▸ **STATED GOAL**:
Every line of the data must be copied exactly.

(Stored items from a collection)

------------------------

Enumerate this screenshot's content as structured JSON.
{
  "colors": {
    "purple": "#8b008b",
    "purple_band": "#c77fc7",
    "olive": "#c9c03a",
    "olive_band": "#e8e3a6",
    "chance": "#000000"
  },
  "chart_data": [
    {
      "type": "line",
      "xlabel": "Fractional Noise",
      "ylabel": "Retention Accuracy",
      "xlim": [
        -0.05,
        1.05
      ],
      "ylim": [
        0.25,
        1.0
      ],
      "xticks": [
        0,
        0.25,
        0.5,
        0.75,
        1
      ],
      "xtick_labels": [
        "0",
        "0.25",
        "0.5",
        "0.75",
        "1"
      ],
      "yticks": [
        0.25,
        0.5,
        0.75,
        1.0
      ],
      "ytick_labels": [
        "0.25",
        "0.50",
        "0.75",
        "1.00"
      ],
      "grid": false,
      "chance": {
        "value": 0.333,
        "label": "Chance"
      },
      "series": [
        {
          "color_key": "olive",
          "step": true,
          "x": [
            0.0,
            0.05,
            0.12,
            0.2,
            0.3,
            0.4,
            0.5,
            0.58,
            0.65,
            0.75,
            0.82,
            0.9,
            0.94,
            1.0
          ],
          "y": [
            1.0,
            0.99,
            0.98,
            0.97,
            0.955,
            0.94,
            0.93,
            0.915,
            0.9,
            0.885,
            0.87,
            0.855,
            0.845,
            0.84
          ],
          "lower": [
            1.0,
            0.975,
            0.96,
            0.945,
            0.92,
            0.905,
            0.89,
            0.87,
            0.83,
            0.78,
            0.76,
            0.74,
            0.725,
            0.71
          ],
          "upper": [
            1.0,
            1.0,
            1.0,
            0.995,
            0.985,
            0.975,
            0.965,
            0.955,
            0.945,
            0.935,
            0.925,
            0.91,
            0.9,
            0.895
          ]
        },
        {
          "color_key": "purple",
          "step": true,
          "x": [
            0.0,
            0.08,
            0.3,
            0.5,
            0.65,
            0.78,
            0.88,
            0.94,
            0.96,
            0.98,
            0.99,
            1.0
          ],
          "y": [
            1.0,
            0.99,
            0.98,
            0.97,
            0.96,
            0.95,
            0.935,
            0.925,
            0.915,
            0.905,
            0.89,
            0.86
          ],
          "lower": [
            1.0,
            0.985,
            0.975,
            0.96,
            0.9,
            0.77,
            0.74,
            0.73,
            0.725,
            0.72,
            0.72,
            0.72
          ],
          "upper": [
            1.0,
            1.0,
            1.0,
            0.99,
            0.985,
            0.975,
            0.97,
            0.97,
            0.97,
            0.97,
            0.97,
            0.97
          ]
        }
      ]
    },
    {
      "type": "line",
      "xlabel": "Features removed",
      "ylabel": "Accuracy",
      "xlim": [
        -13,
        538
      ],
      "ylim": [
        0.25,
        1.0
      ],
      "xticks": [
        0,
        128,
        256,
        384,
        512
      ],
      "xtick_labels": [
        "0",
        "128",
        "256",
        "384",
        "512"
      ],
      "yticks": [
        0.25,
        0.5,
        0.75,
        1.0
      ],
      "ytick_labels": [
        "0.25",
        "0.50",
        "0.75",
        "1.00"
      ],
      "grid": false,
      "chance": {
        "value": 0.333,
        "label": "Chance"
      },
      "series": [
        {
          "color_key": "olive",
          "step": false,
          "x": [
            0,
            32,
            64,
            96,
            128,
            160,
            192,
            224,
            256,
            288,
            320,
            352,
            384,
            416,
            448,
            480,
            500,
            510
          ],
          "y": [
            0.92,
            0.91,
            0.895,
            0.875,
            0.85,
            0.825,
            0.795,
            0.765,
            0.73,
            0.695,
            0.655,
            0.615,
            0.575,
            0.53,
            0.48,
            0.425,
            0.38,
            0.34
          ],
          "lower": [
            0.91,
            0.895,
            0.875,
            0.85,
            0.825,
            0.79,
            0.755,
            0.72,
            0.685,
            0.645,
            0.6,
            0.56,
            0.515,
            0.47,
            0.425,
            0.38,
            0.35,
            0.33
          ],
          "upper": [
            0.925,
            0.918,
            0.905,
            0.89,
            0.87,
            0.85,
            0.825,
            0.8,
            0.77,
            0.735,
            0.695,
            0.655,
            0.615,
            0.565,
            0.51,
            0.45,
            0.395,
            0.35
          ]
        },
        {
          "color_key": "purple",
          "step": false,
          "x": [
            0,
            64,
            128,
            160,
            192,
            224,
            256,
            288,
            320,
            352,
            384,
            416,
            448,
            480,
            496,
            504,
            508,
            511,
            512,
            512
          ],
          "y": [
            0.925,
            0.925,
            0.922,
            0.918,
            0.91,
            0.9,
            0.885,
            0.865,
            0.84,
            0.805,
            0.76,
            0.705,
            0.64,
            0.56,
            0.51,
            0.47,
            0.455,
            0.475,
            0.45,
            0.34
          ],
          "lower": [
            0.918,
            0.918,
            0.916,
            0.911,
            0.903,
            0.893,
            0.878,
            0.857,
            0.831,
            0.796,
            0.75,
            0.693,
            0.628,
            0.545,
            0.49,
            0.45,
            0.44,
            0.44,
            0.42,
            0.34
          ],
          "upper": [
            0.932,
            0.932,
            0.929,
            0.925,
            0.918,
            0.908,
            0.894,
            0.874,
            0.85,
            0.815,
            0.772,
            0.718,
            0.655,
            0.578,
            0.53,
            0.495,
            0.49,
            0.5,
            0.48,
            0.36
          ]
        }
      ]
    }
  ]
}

------------------------

▸ **THE COMPLETED TASK**:
Enumerate this screenshot's content as structured JSON.
{
  "colors": {
    "purple": "#8b008b",
    "purple_band": "#c77fc7",
    "olive": "#c9c03a",
    "olive_band": "#e8e3a6",
    "chance": "#000000"
  },
  "chart_data": [
    {
      "type": "line",
      "xlabel": "Fractional Noise",
      "ylabel": "Retention Accuracy",
      "xlim": [
        -0.05,
        1.05
      ],
      "ylim": [
        0.25,
        1.0
      ],
      "xticks": [
        0,
        0.25,
        0.5,
        0.75,
        1
      ],
      "xtick_labels": [
        "0",
        "0.25",
        "0.5",
        "0.75",
        "1"
      ],
      "yticks": [
        0.25,
        0.5,
        0.75,
        1.0
      ],
      "ytick_labels": [
        "0.25",
        "0.50",
        "0.75",
        "1.00"
      ],
      "grid": false,
      "chance": {
        "value": 0.333,
        "label": "Chance"
      },
      "series": [
        {
          "color_key": "olive",
          "step": true,
          "x": [
            0.0,
            0.05,
            0.12,
            0.2,
            0.3,
            0.4,
            0.5,
            0.58,
            0.65,
            0.75,
            0.82,
            0.9,
            0.94,
            1.0
          ],
          "y": [
            1.0,
            0.99,
            0.98,
            0.97,
            0.955,
            0.94,
            0.93,
            0.915,
            0.9,
            0.885,
            0.87,
            0.855,
            0.845,
            0.84
          ],
          "lower": [
            1.0,
            0.975,
            0.96,
            0.945,
            0.92,
            0.905,
            0.89,
            0.87,
            0.83,
            0.78,
            0.76,
            0.74,
            0.725,
            0.71
          ],
          "upper": [
            1.0,
            1.0,
            1.0,
            0.995,
            0.985,
            0.975,
            0.965,
            0.955,
            0.945,
            0.935,
            0.925,
            0.91,
            0.9,
            0.895
          ]
        },
        {
          "color_key": "purple",
          "step": true,
          "x": [
            0.0,
            0.08,
            0.3,
            0.5,
            0.65,
            0.78,
            0.88,
            0.94,
            0.96,
            0.98,
            0.99,
            1.0
          ],
          "y": [
            1.0,
            0.99,
            0.98,
            0.97,
            0.96,
            0.95,
            0.935,
            0.925,
            0.915,
            0.905,
            0.89,
            0.86
          ],
          "lower": [
            1.0,
            0.985,
            0.975,
            0.96,
            0.9,
            0.77,
            0.74,
            0.73,
            0.725,
            0.72,
            0.72,
            0.72
          ],
          "upper": [
            1.0,
            1.0,
            1.0,
            0.99,
            0.985,
            0.975,
            0.97,
            0.97,
            0.97,
            0.97,
            0.97,
            0.97
          ]
        }
      ]
    },
    {
      "type": "line",
      "xlabel": "Features removed",
      "ylabel": "Accuracy",
      "xlim": [
        -13,
        538
      ],
      "ylim": [
        0.25,
        1.0
      ],
      "xticks": [
        0,
        128,
        256,
        384,
        512
      ],
      "xtick_labels": [
        "0",
        "128",
        "256",
        "384",
        "512"
      ],
      "yticks": [
        0.25,
        0.5,
        0.75,
        1.0
      ],
      "ytick_labels": [
        "0.25",
        "0.50",
        "0.75",
        "1.00"
      ],
      "grid": false,
      "chance": {
        "value": 0.333,
        "label": "Chance"
      },
      "series": [
        {
          "color_key": "olive",
          "step": false,
          "x": [
            0,
            32,
            64,
            96,
            128,
            160,
            192,
            224,
            256,
            288,
            320,
            352,
            384,
            416,
            448,
            480,
            500,
            510
          ],
          "y": [
            0.92,
            0.91,
            0.895,
            0.875,
            0.85,
            0.825,
            0.795,
            0.765,
            0.73,
            0.695,
            0.655,
            0.615,
            0.575,
            0.53,
            0.48,
            0.425,
            0.38,
            0.34
          ],
          "lower": [
            0.91,
            0.895,
            0.875,
            0.85,
            0.825,
            0.79,
            0.755,
            0.72,
            0.685,
            0.645,
            0.6,
            0.56,
            0.515,
            0.47,
            0.425,
            0.38,
            0.35,
            0.33
          ],
          "upper": [
            0.925,
            0.918,
            0.905,
            0.89,
            0.87,
            0.85,
            0.825,
            0.8,
            0.77,
            0.735,
            0.695,
            0.655,
            0.615,
            0.565,
            0.51,
            0.45,
            0.395,
            0.35
          ]
        },
        {
          "color_key": "purple",
          "step": false,
          "x": [
            0,
            64,
            128,
            160,
            192,
            224,
            256,
            288,
            320,
            352,
            384,
            416,
            448,
            480,
            496,
            504,
            508,
            511,
            512,
            512
          ],
          "y": [
            0.925,
            0.925,
            0.922,
            0.918,
            0.91,
            0.9,
            0.885,
            0.865,
            0.84,
            0.805,
            0.76,
            0.705,
            0.64,
            0.56,
            0.51,
            0.47,
            0.455,
            0.475,
            0.45,
            0.34
          ],
          "lower": [
            0.918,
            0.918,
            0.916,
            0.911,
            0.903,
            0.893,
            0.878,
            0.857,
            0.831,
            0.796,
            0.75,
            0.693,
            0.628,
            0.545,
            0.49,
            0.45,
            0.44,
            0.44,
            0.42,
            0.34
          ],
          "upper": [
            0.932,
            0.932,
            0.929,
            0.925,
            0.918,
            0.908,
            0.894,
            0.874,
            0.85,
            0.815,
            0.772,
            0.718,
            0.655,
            0.578,
            0.53,
            0.495,
            0.49,
            0.5,
            0.48,
            0.36
          ]
        }
      ]
    }
  ]
}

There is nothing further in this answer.